-- DIRECTIONS --
Copy each line below without leaving any out.

-- RECORDS FOR THIS EXERCISE --

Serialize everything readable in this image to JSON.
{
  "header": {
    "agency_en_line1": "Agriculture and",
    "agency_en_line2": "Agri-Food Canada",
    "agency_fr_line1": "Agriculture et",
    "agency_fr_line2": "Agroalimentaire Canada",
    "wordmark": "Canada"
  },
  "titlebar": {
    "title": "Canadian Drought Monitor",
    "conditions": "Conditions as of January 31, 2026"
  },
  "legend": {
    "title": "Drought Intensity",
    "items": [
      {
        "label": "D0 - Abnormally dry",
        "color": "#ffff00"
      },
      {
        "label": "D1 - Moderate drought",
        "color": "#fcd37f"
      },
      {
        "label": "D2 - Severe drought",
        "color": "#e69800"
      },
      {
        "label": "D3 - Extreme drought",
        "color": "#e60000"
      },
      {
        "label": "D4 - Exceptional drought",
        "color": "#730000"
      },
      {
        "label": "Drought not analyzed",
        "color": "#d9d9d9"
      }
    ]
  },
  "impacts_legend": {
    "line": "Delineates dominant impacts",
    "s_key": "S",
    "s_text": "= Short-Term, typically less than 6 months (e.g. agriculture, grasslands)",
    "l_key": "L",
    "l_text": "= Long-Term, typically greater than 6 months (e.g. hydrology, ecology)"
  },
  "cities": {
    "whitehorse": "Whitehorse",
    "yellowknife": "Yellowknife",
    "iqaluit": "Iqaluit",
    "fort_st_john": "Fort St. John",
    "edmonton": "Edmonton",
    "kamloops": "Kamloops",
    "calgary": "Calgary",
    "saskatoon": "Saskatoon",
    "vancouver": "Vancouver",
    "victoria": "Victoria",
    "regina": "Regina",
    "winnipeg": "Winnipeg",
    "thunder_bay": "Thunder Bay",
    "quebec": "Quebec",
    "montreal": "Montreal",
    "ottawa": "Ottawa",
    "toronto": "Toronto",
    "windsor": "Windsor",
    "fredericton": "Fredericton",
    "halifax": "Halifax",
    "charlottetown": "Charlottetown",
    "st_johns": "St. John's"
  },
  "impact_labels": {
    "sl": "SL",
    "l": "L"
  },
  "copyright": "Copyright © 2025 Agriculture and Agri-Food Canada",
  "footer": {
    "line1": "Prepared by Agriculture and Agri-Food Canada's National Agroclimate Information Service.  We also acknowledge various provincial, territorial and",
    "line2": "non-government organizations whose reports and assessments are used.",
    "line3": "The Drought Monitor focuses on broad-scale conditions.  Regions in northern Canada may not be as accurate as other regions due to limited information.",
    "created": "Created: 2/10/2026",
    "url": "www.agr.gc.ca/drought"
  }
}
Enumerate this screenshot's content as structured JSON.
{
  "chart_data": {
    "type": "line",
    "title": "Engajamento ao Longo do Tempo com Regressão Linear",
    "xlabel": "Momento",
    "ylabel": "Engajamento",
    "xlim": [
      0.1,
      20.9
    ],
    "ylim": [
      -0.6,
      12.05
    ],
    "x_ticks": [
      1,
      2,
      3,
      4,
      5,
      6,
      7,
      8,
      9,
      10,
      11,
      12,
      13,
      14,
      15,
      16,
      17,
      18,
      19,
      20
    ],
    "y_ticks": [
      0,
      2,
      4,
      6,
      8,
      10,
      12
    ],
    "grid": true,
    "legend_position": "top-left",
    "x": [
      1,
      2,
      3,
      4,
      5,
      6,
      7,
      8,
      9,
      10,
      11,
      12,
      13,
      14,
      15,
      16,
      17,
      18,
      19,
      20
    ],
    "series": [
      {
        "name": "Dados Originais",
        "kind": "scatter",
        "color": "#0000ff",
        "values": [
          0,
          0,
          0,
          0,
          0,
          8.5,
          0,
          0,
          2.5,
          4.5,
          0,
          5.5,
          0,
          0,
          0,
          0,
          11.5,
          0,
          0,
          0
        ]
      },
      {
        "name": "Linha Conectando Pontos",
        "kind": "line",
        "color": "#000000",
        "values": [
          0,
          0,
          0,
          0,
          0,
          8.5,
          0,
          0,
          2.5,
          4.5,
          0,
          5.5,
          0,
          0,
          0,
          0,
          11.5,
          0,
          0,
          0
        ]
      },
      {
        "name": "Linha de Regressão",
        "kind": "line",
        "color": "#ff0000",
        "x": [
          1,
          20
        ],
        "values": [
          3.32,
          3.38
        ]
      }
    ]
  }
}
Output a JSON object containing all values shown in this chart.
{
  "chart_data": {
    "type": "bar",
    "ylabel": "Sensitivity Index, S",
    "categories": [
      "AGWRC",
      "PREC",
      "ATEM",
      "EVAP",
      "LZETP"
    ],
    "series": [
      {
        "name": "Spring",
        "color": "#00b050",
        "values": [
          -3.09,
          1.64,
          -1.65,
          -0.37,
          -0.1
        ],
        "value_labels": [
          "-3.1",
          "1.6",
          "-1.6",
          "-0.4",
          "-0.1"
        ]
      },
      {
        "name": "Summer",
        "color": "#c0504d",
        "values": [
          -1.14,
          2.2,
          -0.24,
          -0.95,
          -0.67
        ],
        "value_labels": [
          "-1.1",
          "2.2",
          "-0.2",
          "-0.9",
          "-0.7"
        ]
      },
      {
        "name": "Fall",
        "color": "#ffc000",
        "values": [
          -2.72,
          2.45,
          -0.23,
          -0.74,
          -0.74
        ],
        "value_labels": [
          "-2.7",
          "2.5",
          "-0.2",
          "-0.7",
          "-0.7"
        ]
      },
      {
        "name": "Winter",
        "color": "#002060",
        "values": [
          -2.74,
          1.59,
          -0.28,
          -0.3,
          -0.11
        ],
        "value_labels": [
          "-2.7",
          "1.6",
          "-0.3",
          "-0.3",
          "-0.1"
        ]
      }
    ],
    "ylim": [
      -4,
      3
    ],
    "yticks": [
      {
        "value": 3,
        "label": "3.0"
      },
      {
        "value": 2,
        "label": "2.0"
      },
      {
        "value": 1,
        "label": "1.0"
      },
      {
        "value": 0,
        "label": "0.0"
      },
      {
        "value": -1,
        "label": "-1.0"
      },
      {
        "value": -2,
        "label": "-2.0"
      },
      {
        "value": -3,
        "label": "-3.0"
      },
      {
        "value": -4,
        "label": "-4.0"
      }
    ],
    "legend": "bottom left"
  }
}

-- REPLY TO THE TASK --
Serialize everything readable in this image to JSON.
{
  "header": {
    "agency_en_line1": "Agriculture and",
    "agency_en_line2": "Agri-Food Canada",
    "agency_fr_line1": "Agriculture et",
    "agency_fr_line2": "Agroalimentaire Canada",
    "wordmark": "Canada"
  },
  "titlebar": {
    "title": "Canadian Drought Monitor",
    "conditions": "Conditions as of January 31, 2026"
  },
  "legend": {
    "title": "Drought Intensity",
    "items": [
      {
        "label": "D0 - Abnormally dry",
        "color": "#ffff00"
      },
      {
        "label": "D1 - Moderate drought",
        "color": "#fcd37f"
      },
      {
        "label": "D2 - Severe drought",
        "color": "#e69800"
      },
      {
        "label": "D3 - Extreme drought",
        "color": "#e60000"
      },
      {
        "label": "D4 - Exceptional drought",
        "color": "#730000"
      },
      {
        "label": "Drought not analyzed",
        "color": "#d9d9d9"
      }
    ]
  },
  "impacts_legend": {
    "line": "Delineates dominant impacts",
    "s_key": "S",
    "s_text": "= Short-Term, typically less than 6 months (e.g. agriculture, grasslands)",
    "l_key": "L",
    "l_text": "= Long-Term, typically greater than 6 months (e.g. hydrology, ecology)"
  },
  "cities": {
    "whitehorse": "Whitehorse",
    "yellowknife": "Yellowknife",
    "iqaluit": "Iqaluit",
    "fort_st_john": "Fort St. John",
    "edmonton": "Edmonton",
    "kamloops": "Kamloops",
    "calgary": "Calgary",
    "saskatoon": "Saskatoon",
    "vancouver": "Vancouver",
    "victoria": "Victoria",
    "regina": "Regina",
    "winnipeg": "Winnipeg",
    "thunder_bay": "Thunder Bay",
    "quebec": "Quebec",
    "montreal": "Montreal",
    "ottawa": "Ottawa",
    "toronto": "Toronto",
    "windsor": "Windsor",
    "fredericton": "Fredericton",
    "halifax": "Halifax",
    "charlottetown": "Charlottetown",
    "st_johns": "St. John's"
  },
  "impact_labels": {
    "sl": "SL",
    "l": "L"
  },
  "copyright": "Copyright © 2025 Agriculture and Agri-Food Canada",
  "footer": {
    "line1": "Prepared by Agriculture and Agri-Food Canada's National Agroclimate Information Service.  We also acknowledge various provincial, territorial and",
    "line2": "non-government organizations whose reports and assessments are used.",
    "line3": "The Drought Monitor focuses on broad-scale conditions.  Regions in northern Canada may not be as accurate as other regions due to limited information.",
    "created": "Created: 2/10/2026",
    "url": "www.agr.gc.ca/drought"
  }
}
Enumerate this screenshot's content as structured JSON.
{
  "chart_data": {
    "type": "line",
    "title": "Engajamento ao Longo do Tempo com Regressão Linear",
    "xlabel": "Momento",
    "ylabel": "Engajamento",
    "xlim": [
      0.1,
      20.9
    ],
    "ylim": [
      -0.6,
      12.05
    ],
    "x_ticks": [
      1,
      2,
      3,
      4,
      5,
      6,
      7,
      8,
      9,
      10,
      11,
      12,
      13,
      14,
      15,
      16,
      17,
      18,
      19,
      20
    ],
    "y_ticks": [
      0,
      2,
      4,
      6,
      8,
      10,
      12
    ],
    "grid": true,
    "legend_position": "top-left",
    "x": [
      1,
      2,
      3,
      4,
      5,
      6,
      7,
      8,
      9,
      10,
      11,
      12,
      13,
      14,
      15,
      16,
      17,
      18,
      19,
      20
    ],
    "series": [
      {
        "name": "Dados Originais",
        "kind": "scatter",
        "color": "#0000ff",
        "values": [
          0,
          0,
          0,
          0,
          0,
          8.5,
          0,
          0,
          2.5,
          4.5,
          0,
          5.5,
          0,
          0,
          0,
          0,
          11.5,
          0,
          0,
          0
        ]
      },
      {
        "name": "Linha Conectando Pontos",
        "kind": "line",
        "color": "#000000",
        "values": [
          0,
          0,
          0,
          0,
          0,
          8.5,
          0,
          0,
          2.5,
          4.5,
          0,
          5.5,
          0,
          0,
          0,
          0,
          11.5,
          0,
          0,
          0
        ]
      },
      {
        "name": "Linha de Regressão",
        "kind": "line",
        "color": "#ff0000",
        "x": [
          1,
          20
        ],
        "values": [
          3.32,
          3.38
        ]
      }
    ]
  }
}
Output a JSON object containing all values shown in this chart.
{
  "chart_data": {
    "type": "bar",
    "ylabel": "Sensitivity Index, S",
    "categories": [
      "AGWRC",
      "PREC",
      "ATEM",
      "EVAP",
      "LZETP"
    ],
    "series": [
      {
        "name": "Spring",
        "color": "#00b050",
        "values": [
          -3.09,
          1.64,
          -1.65,
          -0.37,
          -0.1
        ],
        "value_labels": [
          "-3.1",
          "1.6",
          "-1.6",
          "-0.4",
          "-0.1"
        ]
      },
      {
        "name": "Summer",
        "color": "#c0504d",
        "values": [
          -1.14,
          2.2,
          -0.24,
          -0.95,
          -0.67
        ],
        "value_labels": [
          "-1.1",
          "2.2",
          "-0.2",
          "-0.9",
          "-0.7"
        ]
      },
      {
        "name": "Fall",
        "color": "#ffc000",
        "values": [
          -2.72,
          2.45,
          -0.23,
          -0.74,
          -0.74
        ],
        "value_labels": [
          "-2.7",
          "2.5",
          "-0.2",
          "-0.7",
          "-0.7"
        ]
      },
      {
        "name": "Winter",
        "color": "#002060",
        "values": [
          -2.74,
          1.59,
          -0.28,
          -0.3,
          -0.11
        ],
        "value_labels": [
          "-2.7",
          "1.6",
          "-0.3",
          "-0.3",
          "-0.1"
        ]
      }
    ],
    "ylim": [
      -4,
      3
    ],
    "yticks": [
      {
        "value": 3,
        "label": "3.0"
      },
      {
        "value": 2,
        "label": "2.0"
      },
      {
        "value": 1,
        "label": "1.0"
      },
      {
        "value": 0,
        "label": "0.0"
      },
      {
        "value": -1,
        "label": "-1.0"
      },
      {
        "value": -2,
        "label": "-2.0"
      },
      {
        "value": -3,
        "label": "-3.0"
      },
      {
        "value": -4,
        "label": "-4.0"
      }
    ],
    "legend": "bottom left"
  }
}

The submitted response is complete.